╭──
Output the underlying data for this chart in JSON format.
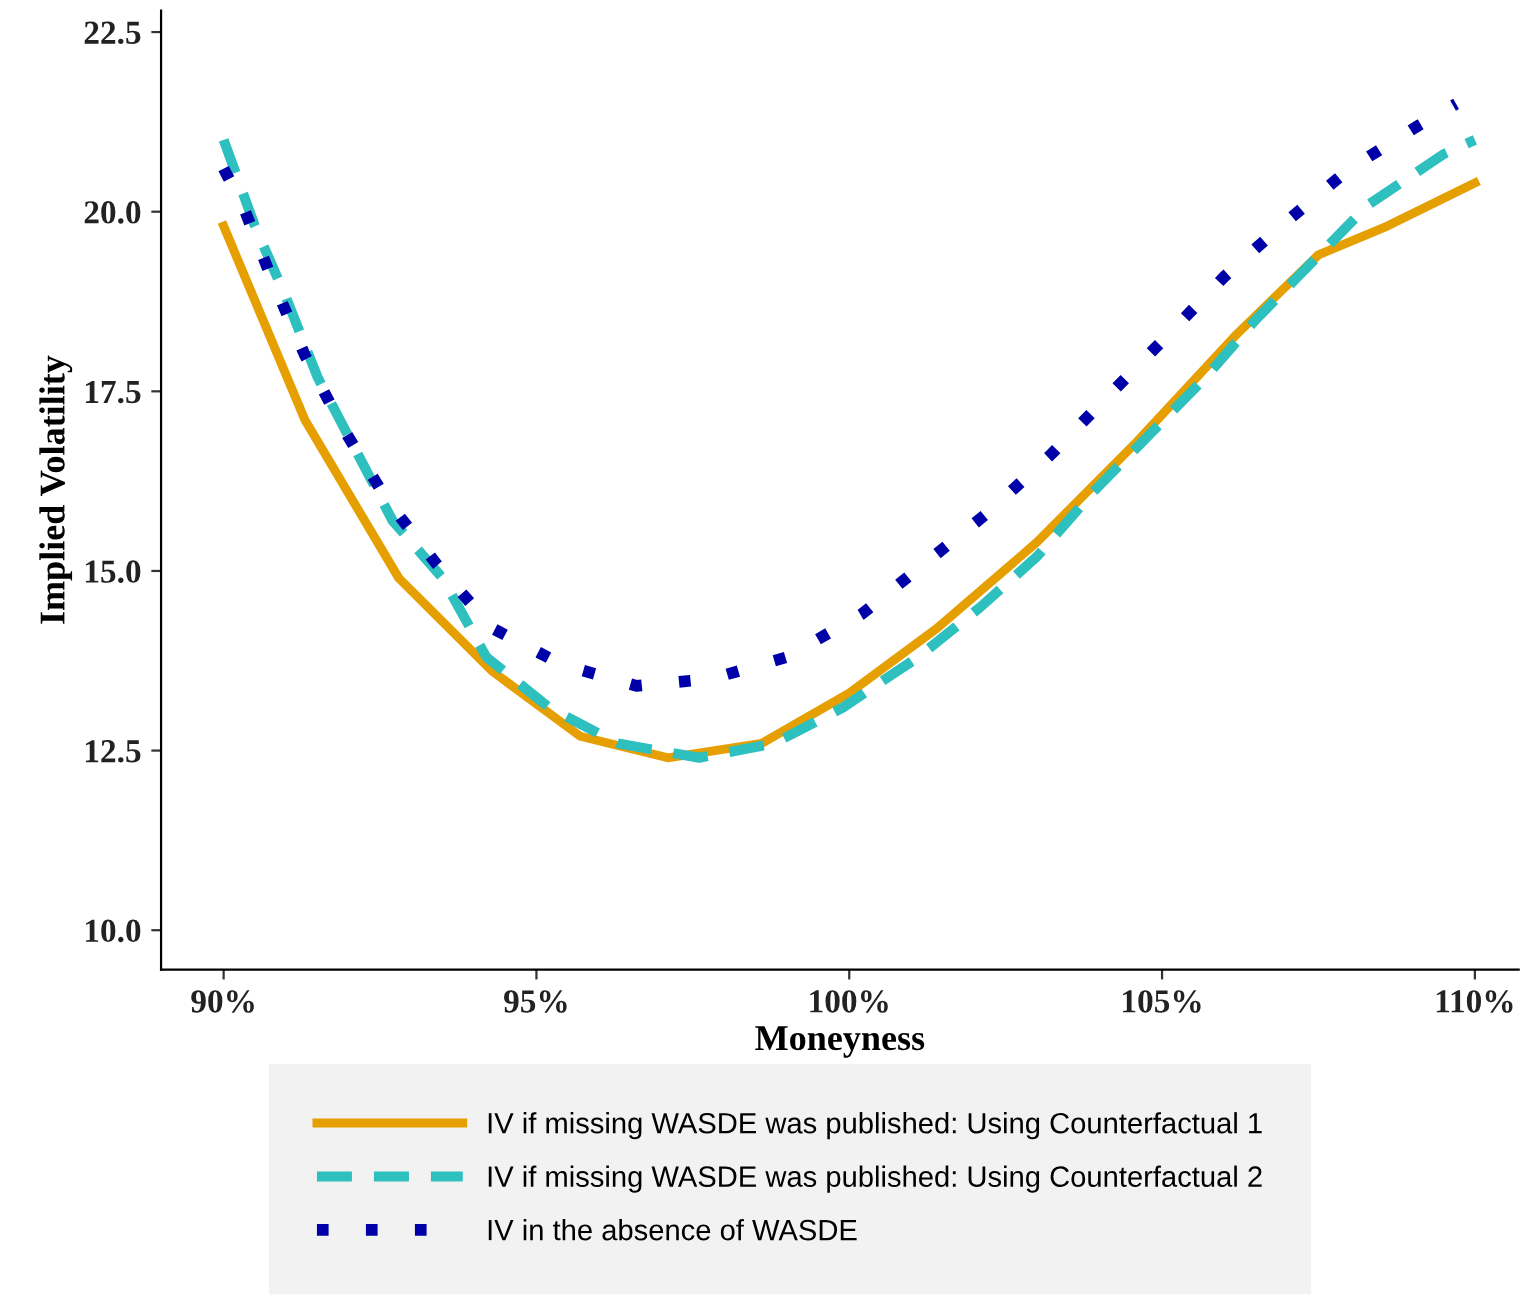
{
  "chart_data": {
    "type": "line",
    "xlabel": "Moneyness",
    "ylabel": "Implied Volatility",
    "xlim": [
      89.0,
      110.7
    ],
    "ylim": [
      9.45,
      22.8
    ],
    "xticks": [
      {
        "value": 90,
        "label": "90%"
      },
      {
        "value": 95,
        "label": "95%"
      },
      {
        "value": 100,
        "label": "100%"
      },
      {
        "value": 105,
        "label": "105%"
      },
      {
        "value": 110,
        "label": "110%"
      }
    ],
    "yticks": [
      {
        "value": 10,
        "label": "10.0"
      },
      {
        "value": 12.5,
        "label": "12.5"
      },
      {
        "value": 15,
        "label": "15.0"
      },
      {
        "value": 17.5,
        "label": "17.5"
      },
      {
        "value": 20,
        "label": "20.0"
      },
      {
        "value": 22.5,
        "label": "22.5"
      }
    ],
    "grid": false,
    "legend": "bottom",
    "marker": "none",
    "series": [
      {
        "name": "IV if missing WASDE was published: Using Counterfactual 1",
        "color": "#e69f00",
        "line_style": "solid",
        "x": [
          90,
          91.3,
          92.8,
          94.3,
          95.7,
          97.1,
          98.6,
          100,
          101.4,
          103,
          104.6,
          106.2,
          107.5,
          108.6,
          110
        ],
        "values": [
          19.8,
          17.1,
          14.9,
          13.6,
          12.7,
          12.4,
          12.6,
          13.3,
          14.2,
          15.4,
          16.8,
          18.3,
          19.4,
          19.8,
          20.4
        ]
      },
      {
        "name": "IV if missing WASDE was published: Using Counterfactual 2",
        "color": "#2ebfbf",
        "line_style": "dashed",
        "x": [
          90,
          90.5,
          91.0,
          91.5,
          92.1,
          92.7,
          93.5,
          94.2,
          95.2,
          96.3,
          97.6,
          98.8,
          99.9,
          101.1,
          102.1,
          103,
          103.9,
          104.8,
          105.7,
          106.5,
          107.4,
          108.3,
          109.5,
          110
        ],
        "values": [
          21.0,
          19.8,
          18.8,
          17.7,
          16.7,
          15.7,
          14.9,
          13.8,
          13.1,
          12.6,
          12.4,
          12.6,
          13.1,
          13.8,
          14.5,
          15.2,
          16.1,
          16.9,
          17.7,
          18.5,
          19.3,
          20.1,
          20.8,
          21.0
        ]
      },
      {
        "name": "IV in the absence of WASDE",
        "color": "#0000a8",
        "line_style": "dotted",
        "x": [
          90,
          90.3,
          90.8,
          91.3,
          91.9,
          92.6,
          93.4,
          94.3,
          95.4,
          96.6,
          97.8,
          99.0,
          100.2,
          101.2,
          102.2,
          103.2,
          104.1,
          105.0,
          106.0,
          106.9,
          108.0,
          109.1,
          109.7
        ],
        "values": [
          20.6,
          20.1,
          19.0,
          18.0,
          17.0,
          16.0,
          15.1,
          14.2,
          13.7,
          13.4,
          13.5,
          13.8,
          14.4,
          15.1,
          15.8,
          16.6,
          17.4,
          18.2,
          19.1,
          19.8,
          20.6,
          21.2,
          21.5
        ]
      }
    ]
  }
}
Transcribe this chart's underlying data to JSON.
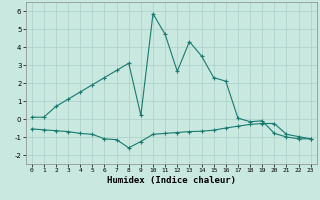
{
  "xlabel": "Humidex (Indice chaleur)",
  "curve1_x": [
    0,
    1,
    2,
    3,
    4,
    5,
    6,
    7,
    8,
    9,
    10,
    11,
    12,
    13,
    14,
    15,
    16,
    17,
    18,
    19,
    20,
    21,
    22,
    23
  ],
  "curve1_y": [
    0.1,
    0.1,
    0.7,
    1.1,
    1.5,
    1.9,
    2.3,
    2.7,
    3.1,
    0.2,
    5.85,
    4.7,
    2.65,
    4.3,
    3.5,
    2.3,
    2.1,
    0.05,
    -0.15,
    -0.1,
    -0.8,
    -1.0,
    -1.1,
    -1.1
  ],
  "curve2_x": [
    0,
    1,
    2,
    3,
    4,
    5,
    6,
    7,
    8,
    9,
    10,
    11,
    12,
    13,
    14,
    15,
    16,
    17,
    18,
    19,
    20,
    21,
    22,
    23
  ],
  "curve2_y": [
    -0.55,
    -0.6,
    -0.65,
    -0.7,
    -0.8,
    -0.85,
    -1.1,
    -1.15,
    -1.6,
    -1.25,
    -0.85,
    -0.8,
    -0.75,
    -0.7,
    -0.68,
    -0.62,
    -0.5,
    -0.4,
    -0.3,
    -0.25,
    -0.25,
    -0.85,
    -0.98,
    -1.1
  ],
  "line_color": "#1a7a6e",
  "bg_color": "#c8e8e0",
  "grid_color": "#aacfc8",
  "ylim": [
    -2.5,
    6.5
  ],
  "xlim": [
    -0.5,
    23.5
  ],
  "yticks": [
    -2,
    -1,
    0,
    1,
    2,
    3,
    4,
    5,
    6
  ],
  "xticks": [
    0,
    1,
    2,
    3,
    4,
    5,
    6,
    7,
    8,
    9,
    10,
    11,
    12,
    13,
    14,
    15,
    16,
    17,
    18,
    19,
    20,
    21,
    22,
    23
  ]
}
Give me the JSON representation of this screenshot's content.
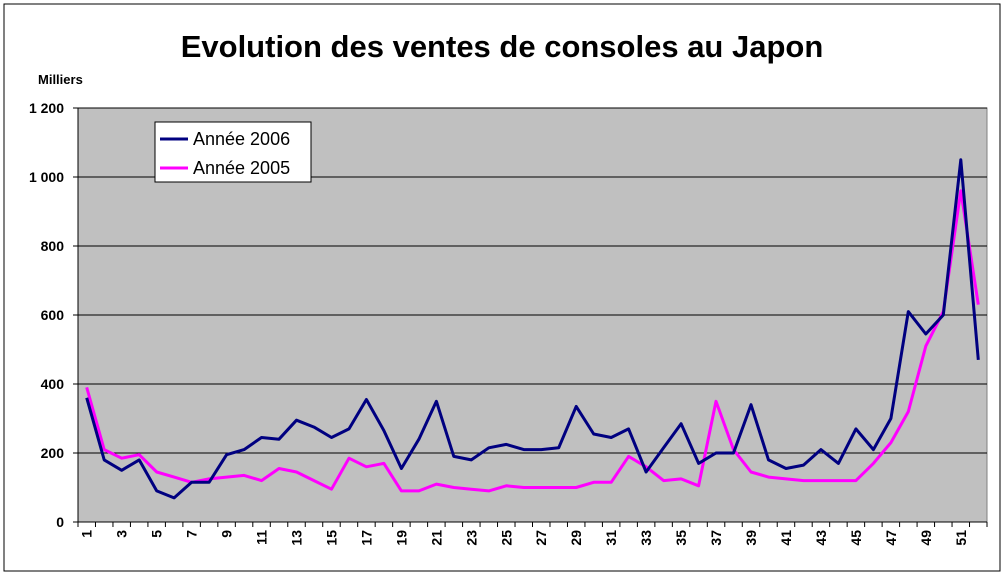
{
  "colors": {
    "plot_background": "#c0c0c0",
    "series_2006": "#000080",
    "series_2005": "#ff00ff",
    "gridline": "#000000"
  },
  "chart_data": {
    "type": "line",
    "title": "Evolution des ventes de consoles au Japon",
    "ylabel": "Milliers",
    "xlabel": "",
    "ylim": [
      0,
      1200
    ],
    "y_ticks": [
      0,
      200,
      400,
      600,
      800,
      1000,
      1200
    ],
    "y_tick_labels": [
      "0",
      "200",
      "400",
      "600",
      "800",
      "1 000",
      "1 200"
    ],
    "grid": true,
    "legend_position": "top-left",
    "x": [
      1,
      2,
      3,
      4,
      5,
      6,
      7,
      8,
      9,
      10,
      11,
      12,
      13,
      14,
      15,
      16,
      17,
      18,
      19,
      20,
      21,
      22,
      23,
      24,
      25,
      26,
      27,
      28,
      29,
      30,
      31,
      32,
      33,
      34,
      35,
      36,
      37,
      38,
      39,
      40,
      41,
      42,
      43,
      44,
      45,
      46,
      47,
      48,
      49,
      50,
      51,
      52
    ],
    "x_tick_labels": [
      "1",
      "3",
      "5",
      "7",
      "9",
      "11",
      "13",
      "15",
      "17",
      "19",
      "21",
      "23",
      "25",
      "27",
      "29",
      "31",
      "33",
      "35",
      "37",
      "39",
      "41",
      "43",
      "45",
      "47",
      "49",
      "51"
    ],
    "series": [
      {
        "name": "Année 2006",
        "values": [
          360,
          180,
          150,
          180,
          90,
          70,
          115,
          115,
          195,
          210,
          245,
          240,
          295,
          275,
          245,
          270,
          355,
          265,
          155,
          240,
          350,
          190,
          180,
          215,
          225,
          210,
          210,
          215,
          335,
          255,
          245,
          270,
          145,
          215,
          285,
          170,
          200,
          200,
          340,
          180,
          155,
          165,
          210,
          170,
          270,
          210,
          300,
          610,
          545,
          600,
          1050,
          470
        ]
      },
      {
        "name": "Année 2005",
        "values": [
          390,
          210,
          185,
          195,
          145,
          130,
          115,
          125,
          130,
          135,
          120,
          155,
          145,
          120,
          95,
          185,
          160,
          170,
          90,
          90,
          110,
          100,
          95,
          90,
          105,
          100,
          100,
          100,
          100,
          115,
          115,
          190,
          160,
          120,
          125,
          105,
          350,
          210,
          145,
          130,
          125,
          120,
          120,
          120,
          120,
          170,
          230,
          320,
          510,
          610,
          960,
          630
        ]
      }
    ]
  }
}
╰──
WHAT IS ASKED — Any pictures should be dropped; transcribe the rest of the records above exactly.

FINISHED ANSWER —
Output the underlying data for this chart in JSON format.
{
  "chart_data": {
    "type": "line",
    "xlabel": "Moneyness",
    "ylabel": "Implied Volatility",
    "xlim": [
      89.0,
      110.7
    ],
    "ylim": [
      9.45,
      22.8
    ],
    "xticks": [
      {
        "value": 90,
        "label": "90%"
      },
      {
        "value": 95,
        "label": "95%"
      },
      {
        "value": 100,
        "label": "100%"
      },
      {
        "value": 105,
        "label": "105%"
      },
      {
        "value": 110,
        "label": "110%"
      }
    ],
    "yticks": [
      {
        "value": 10,
        "label": "10.0"
      },
      {
        "value": 12.5,
        "label": "12.5"
      },
      {
        "value": 15,
        "label": "15.0"
      },
      {
        "value": 17.5,
        "label": "17.5"
      },
      {
        "value": 20,
        "label": "20.0"
      },
      {
        "value": 22.5,
        "label": "22.5"
      }
    ],
    "grid": false,
    "legend": "bottom",
    "marker": "none",
    "series": [
      {
        "name": "IV if missing WASDE was published: Using Counterfactual 1",
        "color": "#e69f00",
        "line_style": "solid",
        "x": [
          90,
          91.3,
          92.8,
          94.3,
          95.7,
          97.1,
          98.6,
          100,
          101.4,
          103,
          104.6,
          106.2,
          107.5,
          108.6,
          110
        ],
        "values": [
          19.8,
          17.1,
          14.9,
          13.6,
          12.7,
          12.4,
          12.6,
          13.3,
          14.2,
          15.4,
          16.8,
          18.3,
          19.4,
          19.8,
          20.4
        ]
      },
      {
        "name": "IV if missing WASDE was published: Using Counterfactual 2",
        "color": "#2ebfbf",
        "line_style": "dashed",
        "x": [
          90,
          90.5,
          91.0,
          91.5,
          92.1,
          92.7,
          93.5,
          94.2,
          95.2,
          96.3,
          97.6,
          98.8,
          99.9,
          101.1,
          102.1,
          103,
          103.9,
          104.8,
          105.7,
          106.5,
          107.4,
          108.3,
          109.5,
          110
        ],
        "values": [
          21.0,
          19.8,
          18.8,
          17.7,
          16.7,
          15.7,
          14.9,
          13.8,
          13.1,
          12.6,
          12.4,
          12.6,
          13.1,
          13.8,
          14.5,
          15.2,
          16.1,
          16.9,
          17.7,
          18.5,
          19.3,
          20.1,
          20.8,
          21.0
        ]
      },
      {
        "name": "IV in the absence of WASDE",
        "color": "#0000a8",
        "line_style": "dotted",
        "x": [
          90,
          90.3,
          90.8,
          91.3,
          91.9,
          92.6,
          93.4,
          94.3,
          95.4,
          96.6,
          97.8,
          99.0,
          100.2,
          101.2,
          102.2,
          103.2,
          104.1,
          105.0,
          106.0,
          106.9,
          108.0,
          109.1,
          109.7
        ],
        "values": [
          20.6,
          20.1,
          19.0,
          18.0,
          17.0,
          16.0,
          15.1,
          14.2,
          13.7,
          13.4,
          13.5,
          13.8,
          14.4,
          15.1,
          15.8,
          16.6,
          17.4,
          18.2,
          19.1,
          19.8,
          20.6,
          21.2,
          21.5
        ]
      }
    ]
  }
}
Transcribe this chart's underlying data to JSON.
{
  "xlabel": "Humidex (Indice chaleur)",
  "curve1_x": [
    0,
    1,
    2,
    3,
    4,
    5,
    6,
    7,
    8,
    9,
    10,
    11,
    12,
    13,
    14,
    15,
    16,
    17,
    18,
    19,
    20,
    21,
    22,
    23
  ],
  "curve1_y": [
    0.1,
    0.1,
    0.7,
    1.1,
    1.5,
    1.9,
    2.3,
    2.7,
    3.1,
    0.2,
    5.85,
    4.7,
    2.65,
    4.3,
    3.5,
    2.3,
    2.1,
    0.05,
    -0.15,
    -0.1,
    -0.8,
    -1.0,
    -1.1,
    -1.1
  ],
  "curve2_x": [
    0,
    1,
    2,
    3,
    4,
    5,
    6,
    7,
    8,
    9,
    10,
    11,
    12,
    13,
    14,
    15,
    16,
    17,
    18,
    19,
    20,
    21,
    22,
    23
  ],
  "curve2_y": [
    -0.55,
    -0.6,
    -0.65,
    -0.7,
    -0.8,
    -0.85,
    -1.1,
    -1.15,
    -1.6,
    -1.25,
    -0.85,
    -0.8,
    -0.75,
    -0.7,
    -0.68,
    -0.62,
    -0.5,
    -0.4,
    -0.3,
    -0.25,
    -0.25,
    -0.85,
    -0.98,
    -1.1
  ],
  "line_color": "#1a7a6e",
  "bg_color": "#c8e8e0",
  "grid_color": "#aacfc8",
  "ylim": [
    -2.5,
    6.5
  ],
  "xlim": [
    -0.5,
    23.5
  ],
  "yticks": [
    -2,
    -1,
    0,
    1,
    2,
    3,
    4,
    5,
    6
  ],
  "xticks": [
    0,
    1,
    2,
    3,
    4,
    5,
    6,
    7,
    8,
    9,
    10,
    11,
    12,
    13,
    14,
    15,
    16,
    17,
    18,
    19,
    20,
    21,
    22,
    23
  ]
}
Give me the JSON representation of this screenshot's content.
{
  "colors": {
    "plot_background": "#c0c0c0",
    "series_2006": "#000080",
    "series_2005": "#ff00ff",
    "gridline": "#000000"
  },
  "chart_data": {
    "type": "line",
    "title": "Evolution des ventes de consoles au Japon",
    "ylabel": "Milliers",
    "xlabel": "",
    "ylim": [
      0,
      1200
    ],
    "y_ticks": [
      0,
      200,
      400,
      600,
      800,
      1000,
      1200
    ],
    "y_tick_labels": [
      "0",
      "200",
      "400",
      "600",
      "800",
      "1 000",
      "1 200"
    ],
    "grid": true,
    "legend_position": "top-left",
    "x": [
      1,
      2,
      3,
      4,
      5,
      6,
      7,
      8,
      9,
      10,
      11,
      12,
      13,
      14,
      15,
      16,
      17,
      18,
      19,
      20,
      21,
      22,
      23,
      24,
      25,
      26,
      27,
      28,
      29,
      30,
      31,
      32,
      33,
      34,
      35,
      36,
      37,
      38,
      39,
      40,
      41,
      42,
      43,
      44,
      45,
      46,
      47,
      48,
      49,
      50,
      51,
      52
    ],
    "x_tick_labels": [
      "1",
      "3",
      "5",
      "7",
      "9",
      "11",
      "13",
      "15",
      "17",
      "19",
      "21",
      "23",
      "25",
      "27",
      "29",
      "31",
      "33",
      "35",
      "37",
      "39",
      "41",
      "43",
      "45",
      "47",
      "49",
      "51"
    ],
    "series": [
      {
        "name": "Année 2006",
        "values": [
          360,
          180,
          150,
          180,
          90,
          70,
          115,
          115,
          195,
          210,
          245,
          240,
          295,
          275,
          245,
          270,
          355,
          265,
          155,
          240,
          350,
          190,
          180,
          215,
          225,
          210,
          210,
          215,
          335,
          255,
          245,
          270,
          145,
          215,
          285,
          170,
          200,
          200,
          340,
          180,
          155,
          165,
          210,
          170,
          270,
          210,
          300,
          610,
          545,
          600,
          1050,
          470
        ]
      },
      {
        "name": "Année 2005",
        "values": [
          390,
          210,
          185,
          195,
          145,
          130,
          115,
          125,
          130,
          135,
          120,
          155,
          145,
          120,
          95,
          185,
          160,
          170,
          90,
          90,
          110,
          100,
          95,
          90,
          105,
          100,
          100,
          100,
          100,
          115,
          115,
          190,
          160,
          120,
          125,
          105,
          350,
          210,
          145,
          130,
          125,
          120,
          120,
          120,
          120,
          170,
          230,
          320,
          510,
          610,
          960,
          630
        ]
      }
    ]
  }
}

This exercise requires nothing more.